## PROVIDED ENTRIES
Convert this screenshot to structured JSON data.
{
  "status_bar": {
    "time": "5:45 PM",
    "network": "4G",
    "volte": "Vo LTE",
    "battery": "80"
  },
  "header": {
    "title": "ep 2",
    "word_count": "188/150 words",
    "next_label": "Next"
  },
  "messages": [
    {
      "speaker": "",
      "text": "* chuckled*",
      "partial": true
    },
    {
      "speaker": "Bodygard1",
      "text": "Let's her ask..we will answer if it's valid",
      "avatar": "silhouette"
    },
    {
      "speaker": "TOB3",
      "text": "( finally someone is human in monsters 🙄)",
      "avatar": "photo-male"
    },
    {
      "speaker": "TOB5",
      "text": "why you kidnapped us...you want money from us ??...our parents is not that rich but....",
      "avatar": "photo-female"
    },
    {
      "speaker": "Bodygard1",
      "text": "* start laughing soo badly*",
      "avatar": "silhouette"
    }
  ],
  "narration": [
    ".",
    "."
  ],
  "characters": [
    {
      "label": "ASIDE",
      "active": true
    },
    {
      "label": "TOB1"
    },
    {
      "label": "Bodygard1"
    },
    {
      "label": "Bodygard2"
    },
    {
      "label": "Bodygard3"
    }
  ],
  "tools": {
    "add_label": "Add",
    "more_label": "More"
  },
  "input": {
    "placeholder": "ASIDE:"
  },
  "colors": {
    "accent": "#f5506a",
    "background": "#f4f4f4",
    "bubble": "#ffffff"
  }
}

## EXERCISE GOAL
Reproduce each record exactly, leaving nothing out.

## WRITTEN ANSWER
Convert this screenshot to structured JSON data.
{
  "status_bar": {
    "time": "5:45 PM",
    "network": "4G",
    "volte": "Vo LTE",
    "battery": "80"
  },
  "header": {
    "title": "ep 2",
    "word_count": "188/150 words",
    "next_label": "Next"
  },
  "messages": [
    {
      "speaker": "",
      "text": "* chuckled*",
      "partial": true
    },
    {
      "speaker": "Bodygard1",
      "text": "Let's her ask..we will answer if it's valid",
      "avatar": "silhouette"
    },
    {
      "speaker": "TOB3",
      "text": "( finally someone is human in monsters 🙄)",
      "avatar": "photo-male"
    },
    {
      "speaker": "TOB5",
      "text": "why you kidnapped us...you want money from us ??...our parents is not that rich but....",
      "avatar": "photo-female"
    },
    {
      "speaker": "Bodygard1",
      "text": "* start laughing soo badly*",
      "avatar": "silhouette"
    }
  ],
  "narration": [
    ".",
    "."
  ],
  "characters": [
    {
      "label": "ASIDE",
      "active": true
    },
    {
      "label": "TOB1"
    },
    {
      "label": "Bodygard1"
    },
    {
      "label": "Bodygard2"
    },
    {
      "label": "Bodygard3"
    }
  ],
  "tools": {
    "add_label": "Add",
    "more_label": "More"
  },
  "input": {
    "placeholder": "ASIDE:"
  },
  "colors": {
    "accent": "#f5506a",
    "background": "#f4f4f4",
    "bubble": "#ffffff"
  }
}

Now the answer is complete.